[Dataset records]
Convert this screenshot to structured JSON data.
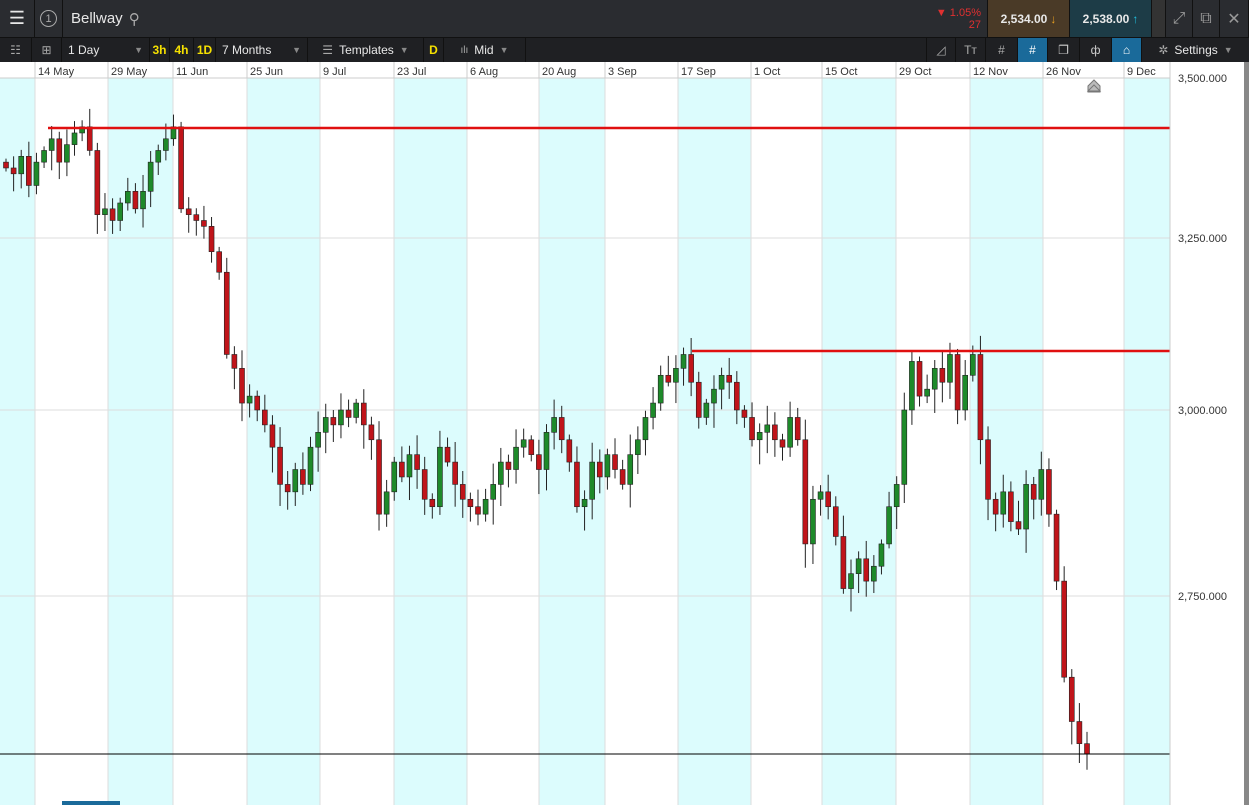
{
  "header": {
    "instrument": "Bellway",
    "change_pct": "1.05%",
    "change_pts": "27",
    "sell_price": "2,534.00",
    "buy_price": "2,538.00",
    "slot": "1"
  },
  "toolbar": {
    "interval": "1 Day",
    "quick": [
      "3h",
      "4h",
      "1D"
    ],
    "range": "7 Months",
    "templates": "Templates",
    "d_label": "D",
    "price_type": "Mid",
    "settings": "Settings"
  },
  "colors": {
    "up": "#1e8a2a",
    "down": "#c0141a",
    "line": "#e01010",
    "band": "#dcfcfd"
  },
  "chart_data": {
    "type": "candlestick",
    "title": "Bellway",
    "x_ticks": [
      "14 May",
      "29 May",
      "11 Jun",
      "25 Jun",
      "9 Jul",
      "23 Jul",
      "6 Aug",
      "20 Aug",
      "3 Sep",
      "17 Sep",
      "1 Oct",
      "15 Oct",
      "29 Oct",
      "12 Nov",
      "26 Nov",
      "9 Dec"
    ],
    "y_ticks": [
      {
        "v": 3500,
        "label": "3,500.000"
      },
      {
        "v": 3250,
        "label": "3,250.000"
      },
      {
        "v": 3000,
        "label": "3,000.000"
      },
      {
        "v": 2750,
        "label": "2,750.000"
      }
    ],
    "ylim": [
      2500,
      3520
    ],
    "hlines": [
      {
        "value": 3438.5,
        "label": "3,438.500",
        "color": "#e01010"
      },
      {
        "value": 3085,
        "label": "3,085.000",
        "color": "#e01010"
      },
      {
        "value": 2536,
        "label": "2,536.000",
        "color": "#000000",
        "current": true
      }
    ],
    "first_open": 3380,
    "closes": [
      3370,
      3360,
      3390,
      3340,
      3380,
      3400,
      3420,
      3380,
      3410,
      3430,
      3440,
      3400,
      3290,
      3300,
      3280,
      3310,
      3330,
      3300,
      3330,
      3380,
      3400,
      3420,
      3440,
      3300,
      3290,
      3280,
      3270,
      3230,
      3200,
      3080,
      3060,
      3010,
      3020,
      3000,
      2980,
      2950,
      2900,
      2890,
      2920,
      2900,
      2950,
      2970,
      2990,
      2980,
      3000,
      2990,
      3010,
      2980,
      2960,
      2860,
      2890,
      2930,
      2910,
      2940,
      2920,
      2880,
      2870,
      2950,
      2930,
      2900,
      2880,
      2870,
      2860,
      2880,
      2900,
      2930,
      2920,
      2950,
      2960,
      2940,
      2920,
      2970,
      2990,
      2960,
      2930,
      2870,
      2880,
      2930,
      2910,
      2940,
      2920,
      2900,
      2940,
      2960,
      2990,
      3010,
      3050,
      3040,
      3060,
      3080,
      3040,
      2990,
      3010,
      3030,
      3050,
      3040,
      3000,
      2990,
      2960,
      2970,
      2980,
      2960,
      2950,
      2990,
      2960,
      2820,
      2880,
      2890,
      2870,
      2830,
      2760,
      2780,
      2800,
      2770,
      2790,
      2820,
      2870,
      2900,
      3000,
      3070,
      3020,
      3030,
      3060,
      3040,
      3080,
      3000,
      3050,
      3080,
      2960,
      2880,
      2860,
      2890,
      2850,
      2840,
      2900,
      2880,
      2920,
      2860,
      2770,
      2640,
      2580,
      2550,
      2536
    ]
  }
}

> [Exercise goal] Set down the lines of the records above exactly, apart from the pictures.

> [In response]
Convert this screenshot to structured JSON data.
{
  "header": {
    "instrument": "Bellway",
    "change_pct": "1.05%",
    "change_pts": "27",
    "sell_price": "2,534.00",
    "buy_price": "2,538.00",
    "slot": "1"
  },
  "toolbar": {
    "interval": "1 Day",
    "quick": [
      "3h",
      "4h",
      "1D"
    ],
    "range": "7 Months",
    "templates": "Templates",
    "d_label": "D",
    "price_type": "Mid",
    "settings": "Settings"
  },
  "colors": {
    "up": "#1e8a2a",
    "down": "#c0141a",
    "line": "#e01010",
    "band": "#dcfcfd"
  },
  "chart_data": {
    "type": "candlestick",
    "title": "Bellway",
    "x_ticks": [
      "14 May",
      "29 May",
      "11 Jun",
      "25 Jun",
      "9 Jul",
      "23 Jul",
      "6 Aug",
      "20 Aug",
      "3 Sep",
      "17 Sep",
      "1 Oct",
      "15 Oct",
      "29 Oct",
      "12 Nov",
      "26 Nov",
      "9 Dec"
    ],
    "y_ticks": [
      {
        "v": 3500,
        "label": "3,500.000"
      },
      {
        "v": 3250,
        "label": "3,250.000"
      },
      {
        "v": 3000,
        "label": "3,000.000"
      },
      {
        "v": 2750,
        "label": "2,750.000"
      }
    ],
    "ylim": [
      2500,
      3520
    ],
    "hlines": [
      {
        "value": 3438.5,
        "label": "3,438.500",
        "color": "#e01010"
      },
      {
        "value": 3085,
        "label": "3,085.000",
        "color": "#e01010"
      },
      {
        "value": 2536,
        "label": "2,536.000",
        "color": "#000000",
        "current": true
      }
    ],
    "first_open": 3380,
    "closes": [
      3370,
      3360,
      3390,
      3340,
      3380,
      3400,
      3420,
      3380,
      3410,
      3430,
      3440,
      3400,
      3290,
      3300,
      3280,
      3310,
      3330,
      3300,
      3330,
      3380,
      3400,
      3420,
      3440,
      3300,
      3290,
      3280,
      3270,
      3230,
      3200,
      3080,
      3060,
      3010,
      3020,
      3000,
      2980,
      2950,
      2900,
      2890,
      2920,
      2900,
      2950,
      2970,
      2990,
      2980,
      3000,
      2990,
      3010,
      2980,
      2960,
      2860,
      2890,
      2930,
      2910,
      2940,
      2920,
      2880,
      2870,
      2950,
      2930,
      2900,
      2880,
      2870,
      2860,
      2880,
      2900,
      2930,
      2920,
      2950,
      2960,
      2940,
      2920,
      2970,
      2990,
      2960,
      2930,
      2870,
      2880,
      2930,
      2910,
      2940,
      2920,
      2900,
      2940,
      2960,
      2990,
      3010,
      3050,
      3040,
      3060,
      3080,
      3040,
      2990,
      3010,
      3030,
      3050,
      3040,
      3000,
      2990,
      2960,
      2970,
      2980,
      2960,
      2950,
      2990,
      2960,
      2820,
      2880,
      2890,
      2870,
      2830,
      2760,
      2780,
      2800,
      2770,
      2790,
      2820,
      2870,
      2900,
      3000,
      3070,
      3020,
      3030,
      3060,
      3040,
      3080,
      3000,
      3050,
      3080,
      2960,
      2880,
      2860,
      2890,
      2850,
      2840,
      2900,
      2880,
      2920,
      2860,
      2770,
      2640,
      2580,
      2550,
      2536
    ]
  }
}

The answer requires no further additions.